Collection entries
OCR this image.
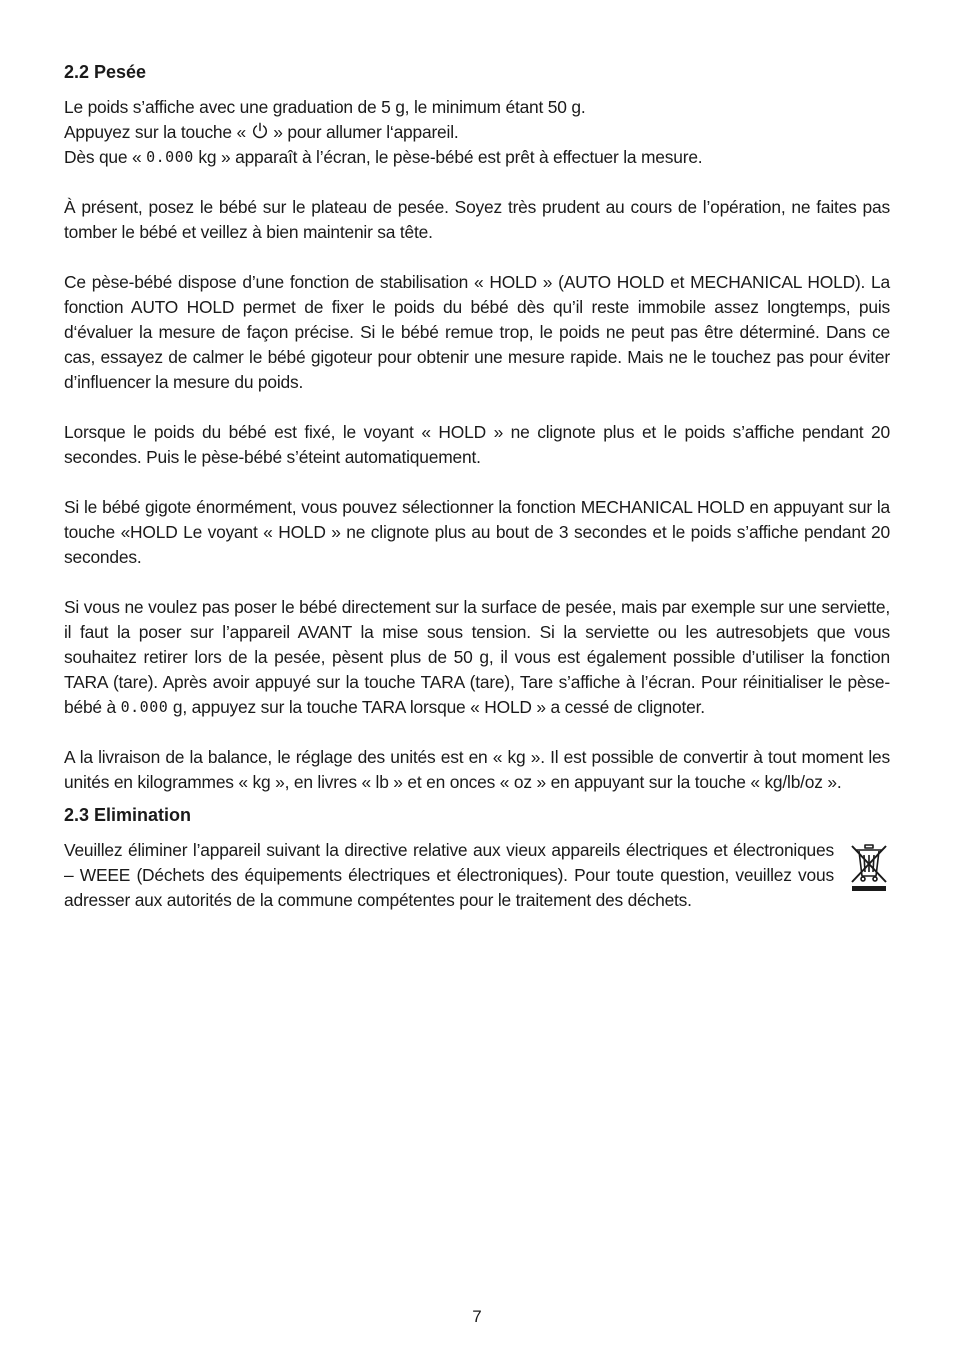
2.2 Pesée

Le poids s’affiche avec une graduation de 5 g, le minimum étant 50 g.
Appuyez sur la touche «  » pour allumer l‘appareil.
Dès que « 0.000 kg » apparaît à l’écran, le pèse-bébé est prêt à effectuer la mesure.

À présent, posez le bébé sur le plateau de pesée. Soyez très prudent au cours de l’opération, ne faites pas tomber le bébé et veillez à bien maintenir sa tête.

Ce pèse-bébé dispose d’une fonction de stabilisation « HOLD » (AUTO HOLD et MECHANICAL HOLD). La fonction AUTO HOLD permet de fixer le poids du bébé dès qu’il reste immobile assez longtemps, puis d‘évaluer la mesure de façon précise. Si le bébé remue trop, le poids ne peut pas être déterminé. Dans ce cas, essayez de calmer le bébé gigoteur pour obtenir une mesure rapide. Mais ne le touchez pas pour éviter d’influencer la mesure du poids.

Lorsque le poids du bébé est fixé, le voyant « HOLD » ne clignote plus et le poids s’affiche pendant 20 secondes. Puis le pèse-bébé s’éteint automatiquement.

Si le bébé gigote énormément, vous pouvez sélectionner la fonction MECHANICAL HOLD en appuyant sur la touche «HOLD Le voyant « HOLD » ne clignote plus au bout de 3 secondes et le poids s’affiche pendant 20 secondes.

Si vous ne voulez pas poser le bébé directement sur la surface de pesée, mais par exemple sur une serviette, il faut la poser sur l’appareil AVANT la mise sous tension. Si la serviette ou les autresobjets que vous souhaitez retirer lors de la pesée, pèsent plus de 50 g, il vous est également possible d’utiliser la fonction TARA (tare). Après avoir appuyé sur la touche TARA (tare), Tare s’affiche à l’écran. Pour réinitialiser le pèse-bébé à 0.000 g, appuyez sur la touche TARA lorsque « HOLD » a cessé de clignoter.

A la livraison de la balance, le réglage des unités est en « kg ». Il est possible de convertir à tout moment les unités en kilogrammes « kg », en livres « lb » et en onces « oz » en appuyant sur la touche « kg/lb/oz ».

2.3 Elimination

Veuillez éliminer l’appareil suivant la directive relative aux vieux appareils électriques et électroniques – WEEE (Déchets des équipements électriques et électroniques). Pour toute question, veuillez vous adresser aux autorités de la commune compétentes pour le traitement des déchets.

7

...

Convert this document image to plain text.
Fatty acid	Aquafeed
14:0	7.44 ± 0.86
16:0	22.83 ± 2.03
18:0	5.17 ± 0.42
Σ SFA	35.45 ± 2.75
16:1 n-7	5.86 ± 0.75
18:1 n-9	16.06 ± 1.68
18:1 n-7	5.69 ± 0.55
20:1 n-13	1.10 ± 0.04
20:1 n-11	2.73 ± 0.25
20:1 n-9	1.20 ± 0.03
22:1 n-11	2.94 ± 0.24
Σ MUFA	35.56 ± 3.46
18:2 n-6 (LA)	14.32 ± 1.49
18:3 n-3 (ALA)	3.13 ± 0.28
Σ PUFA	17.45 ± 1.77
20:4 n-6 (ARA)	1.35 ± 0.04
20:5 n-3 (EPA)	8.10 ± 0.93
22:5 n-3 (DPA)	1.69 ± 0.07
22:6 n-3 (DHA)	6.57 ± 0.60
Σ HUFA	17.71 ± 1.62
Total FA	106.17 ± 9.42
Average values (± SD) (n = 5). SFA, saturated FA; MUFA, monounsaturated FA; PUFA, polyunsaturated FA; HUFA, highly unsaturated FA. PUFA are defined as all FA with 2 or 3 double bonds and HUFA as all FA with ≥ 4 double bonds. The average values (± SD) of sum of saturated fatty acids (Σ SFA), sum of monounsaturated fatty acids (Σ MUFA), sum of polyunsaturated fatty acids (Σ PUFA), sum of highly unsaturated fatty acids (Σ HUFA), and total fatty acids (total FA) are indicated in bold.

- CHALLENGE -
Only the number is wanted: how many lines of the material contain the word "MUFA"?

- RESULT FOR THIS EXERCISE -
2